**DIRECTIONS FOR THIS TASK:** Every line of the data that contains the string "нального" must be copied.

Records contained in a dataset
[Start]

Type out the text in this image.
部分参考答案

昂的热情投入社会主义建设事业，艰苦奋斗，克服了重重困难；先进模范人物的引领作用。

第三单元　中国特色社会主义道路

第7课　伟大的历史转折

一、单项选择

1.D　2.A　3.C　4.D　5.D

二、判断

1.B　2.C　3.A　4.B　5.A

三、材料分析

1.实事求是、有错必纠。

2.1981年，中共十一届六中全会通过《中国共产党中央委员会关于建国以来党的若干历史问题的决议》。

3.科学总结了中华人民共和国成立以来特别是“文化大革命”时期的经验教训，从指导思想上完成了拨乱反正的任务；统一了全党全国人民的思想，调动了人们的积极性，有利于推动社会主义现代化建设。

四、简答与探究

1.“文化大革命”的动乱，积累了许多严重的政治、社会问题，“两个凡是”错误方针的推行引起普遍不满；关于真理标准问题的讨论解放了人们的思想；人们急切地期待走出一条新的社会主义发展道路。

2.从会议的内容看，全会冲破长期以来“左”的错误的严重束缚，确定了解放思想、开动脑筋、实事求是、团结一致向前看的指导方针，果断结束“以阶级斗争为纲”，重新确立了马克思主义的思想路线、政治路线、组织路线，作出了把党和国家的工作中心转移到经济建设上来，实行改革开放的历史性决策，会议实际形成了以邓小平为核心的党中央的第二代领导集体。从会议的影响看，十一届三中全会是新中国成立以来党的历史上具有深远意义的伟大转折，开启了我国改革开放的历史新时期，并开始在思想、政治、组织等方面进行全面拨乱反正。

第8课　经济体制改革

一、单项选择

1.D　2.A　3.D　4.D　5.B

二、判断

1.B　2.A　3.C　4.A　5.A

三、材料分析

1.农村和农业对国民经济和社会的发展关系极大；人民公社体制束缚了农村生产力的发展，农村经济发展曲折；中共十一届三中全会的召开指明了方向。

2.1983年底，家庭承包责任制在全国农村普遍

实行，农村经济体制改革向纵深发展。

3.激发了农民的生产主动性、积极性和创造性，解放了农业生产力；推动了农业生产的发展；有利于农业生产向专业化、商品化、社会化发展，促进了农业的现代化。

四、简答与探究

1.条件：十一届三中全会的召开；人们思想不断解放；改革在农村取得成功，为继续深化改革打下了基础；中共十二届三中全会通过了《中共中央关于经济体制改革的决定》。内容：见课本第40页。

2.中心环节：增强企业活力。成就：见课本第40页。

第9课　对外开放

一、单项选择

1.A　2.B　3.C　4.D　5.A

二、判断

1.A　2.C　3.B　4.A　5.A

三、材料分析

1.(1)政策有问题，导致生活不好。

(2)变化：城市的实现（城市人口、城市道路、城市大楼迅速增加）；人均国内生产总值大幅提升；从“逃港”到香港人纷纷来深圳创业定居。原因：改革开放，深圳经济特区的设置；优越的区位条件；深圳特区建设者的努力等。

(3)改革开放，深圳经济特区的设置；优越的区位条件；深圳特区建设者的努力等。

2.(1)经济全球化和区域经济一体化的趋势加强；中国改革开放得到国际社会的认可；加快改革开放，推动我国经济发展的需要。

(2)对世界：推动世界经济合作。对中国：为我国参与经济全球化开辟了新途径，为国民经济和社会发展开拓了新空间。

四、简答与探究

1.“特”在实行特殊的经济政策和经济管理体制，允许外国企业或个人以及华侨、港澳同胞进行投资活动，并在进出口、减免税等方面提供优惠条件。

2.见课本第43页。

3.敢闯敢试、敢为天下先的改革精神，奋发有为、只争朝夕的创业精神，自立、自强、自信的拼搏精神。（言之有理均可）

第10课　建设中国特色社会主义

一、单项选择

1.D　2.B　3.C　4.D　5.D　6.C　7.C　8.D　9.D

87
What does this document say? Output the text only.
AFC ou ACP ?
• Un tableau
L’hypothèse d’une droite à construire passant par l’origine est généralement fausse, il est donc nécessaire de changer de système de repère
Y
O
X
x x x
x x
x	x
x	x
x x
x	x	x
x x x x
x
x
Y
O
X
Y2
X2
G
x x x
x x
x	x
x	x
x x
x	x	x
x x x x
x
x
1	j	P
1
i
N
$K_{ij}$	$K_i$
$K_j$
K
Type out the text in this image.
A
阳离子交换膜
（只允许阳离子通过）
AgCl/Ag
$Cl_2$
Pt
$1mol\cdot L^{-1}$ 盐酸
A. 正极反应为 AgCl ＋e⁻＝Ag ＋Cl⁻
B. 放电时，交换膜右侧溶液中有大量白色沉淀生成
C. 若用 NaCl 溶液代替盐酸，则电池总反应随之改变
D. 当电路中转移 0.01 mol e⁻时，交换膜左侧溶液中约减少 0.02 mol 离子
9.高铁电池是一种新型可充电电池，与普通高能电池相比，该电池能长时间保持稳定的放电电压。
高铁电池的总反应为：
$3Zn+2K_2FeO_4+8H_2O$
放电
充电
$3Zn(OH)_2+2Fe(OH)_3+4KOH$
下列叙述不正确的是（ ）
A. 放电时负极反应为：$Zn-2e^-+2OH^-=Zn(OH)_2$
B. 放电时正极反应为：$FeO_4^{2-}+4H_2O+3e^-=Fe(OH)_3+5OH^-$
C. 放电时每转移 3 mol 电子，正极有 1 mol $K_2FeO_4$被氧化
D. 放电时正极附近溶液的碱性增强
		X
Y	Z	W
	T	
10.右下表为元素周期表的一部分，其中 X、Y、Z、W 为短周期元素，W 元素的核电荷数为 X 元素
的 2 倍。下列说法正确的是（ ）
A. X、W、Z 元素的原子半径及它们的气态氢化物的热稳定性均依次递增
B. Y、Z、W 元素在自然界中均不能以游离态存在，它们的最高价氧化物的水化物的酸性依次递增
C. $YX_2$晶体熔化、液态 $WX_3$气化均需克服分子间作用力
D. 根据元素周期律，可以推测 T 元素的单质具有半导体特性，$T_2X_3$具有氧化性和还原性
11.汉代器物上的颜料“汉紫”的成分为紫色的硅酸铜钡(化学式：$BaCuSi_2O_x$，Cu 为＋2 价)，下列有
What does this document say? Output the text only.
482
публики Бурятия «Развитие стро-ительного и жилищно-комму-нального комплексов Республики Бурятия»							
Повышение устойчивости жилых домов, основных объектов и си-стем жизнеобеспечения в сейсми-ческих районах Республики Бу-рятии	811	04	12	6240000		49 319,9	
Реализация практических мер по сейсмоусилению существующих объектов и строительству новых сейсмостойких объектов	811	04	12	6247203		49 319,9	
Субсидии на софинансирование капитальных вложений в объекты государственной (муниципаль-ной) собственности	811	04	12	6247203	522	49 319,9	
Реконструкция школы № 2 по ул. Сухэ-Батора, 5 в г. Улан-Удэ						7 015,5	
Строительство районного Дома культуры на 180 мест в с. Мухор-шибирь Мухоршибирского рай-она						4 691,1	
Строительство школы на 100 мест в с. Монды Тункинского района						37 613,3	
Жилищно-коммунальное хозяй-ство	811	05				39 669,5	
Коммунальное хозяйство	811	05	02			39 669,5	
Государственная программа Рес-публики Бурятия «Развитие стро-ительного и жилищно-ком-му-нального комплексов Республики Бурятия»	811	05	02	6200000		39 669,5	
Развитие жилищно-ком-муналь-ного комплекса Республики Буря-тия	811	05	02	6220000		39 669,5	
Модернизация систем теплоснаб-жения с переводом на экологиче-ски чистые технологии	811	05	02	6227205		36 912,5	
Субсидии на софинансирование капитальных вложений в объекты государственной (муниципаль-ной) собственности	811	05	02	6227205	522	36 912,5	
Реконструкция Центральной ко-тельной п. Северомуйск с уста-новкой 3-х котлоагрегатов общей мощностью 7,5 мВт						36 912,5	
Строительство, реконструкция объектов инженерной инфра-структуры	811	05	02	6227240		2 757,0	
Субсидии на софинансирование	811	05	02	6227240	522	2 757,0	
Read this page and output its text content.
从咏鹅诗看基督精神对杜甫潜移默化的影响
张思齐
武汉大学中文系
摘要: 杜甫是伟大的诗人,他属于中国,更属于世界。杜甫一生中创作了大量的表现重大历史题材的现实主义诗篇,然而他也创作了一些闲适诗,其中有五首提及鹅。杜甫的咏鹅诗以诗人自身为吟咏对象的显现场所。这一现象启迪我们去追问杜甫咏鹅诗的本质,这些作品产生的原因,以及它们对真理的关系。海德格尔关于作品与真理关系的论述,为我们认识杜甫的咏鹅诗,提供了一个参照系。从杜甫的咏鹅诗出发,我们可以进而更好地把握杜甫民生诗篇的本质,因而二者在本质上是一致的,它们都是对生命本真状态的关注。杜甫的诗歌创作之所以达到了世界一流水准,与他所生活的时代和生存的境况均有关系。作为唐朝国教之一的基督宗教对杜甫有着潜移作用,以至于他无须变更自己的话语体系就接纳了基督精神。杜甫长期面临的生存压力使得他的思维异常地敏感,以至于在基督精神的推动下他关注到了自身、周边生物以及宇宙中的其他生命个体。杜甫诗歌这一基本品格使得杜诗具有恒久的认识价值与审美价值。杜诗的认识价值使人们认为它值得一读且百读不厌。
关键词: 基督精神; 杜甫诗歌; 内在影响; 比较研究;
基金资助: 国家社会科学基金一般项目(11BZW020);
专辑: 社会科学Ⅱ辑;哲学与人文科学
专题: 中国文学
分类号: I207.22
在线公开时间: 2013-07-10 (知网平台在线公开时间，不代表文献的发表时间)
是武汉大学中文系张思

[End]

**RIGHT ANSWER:**
публики Бурятия «Развитие стро-ительного и жилищно-комму-нального комплексов Республики Бурятия»							
Государственная программа Рес-публики Бурятия «Развитие стро-ительного и жилищно-ком-му-нального комплексов Республики Бурятия»	811	05	02	6200000		39 669,5	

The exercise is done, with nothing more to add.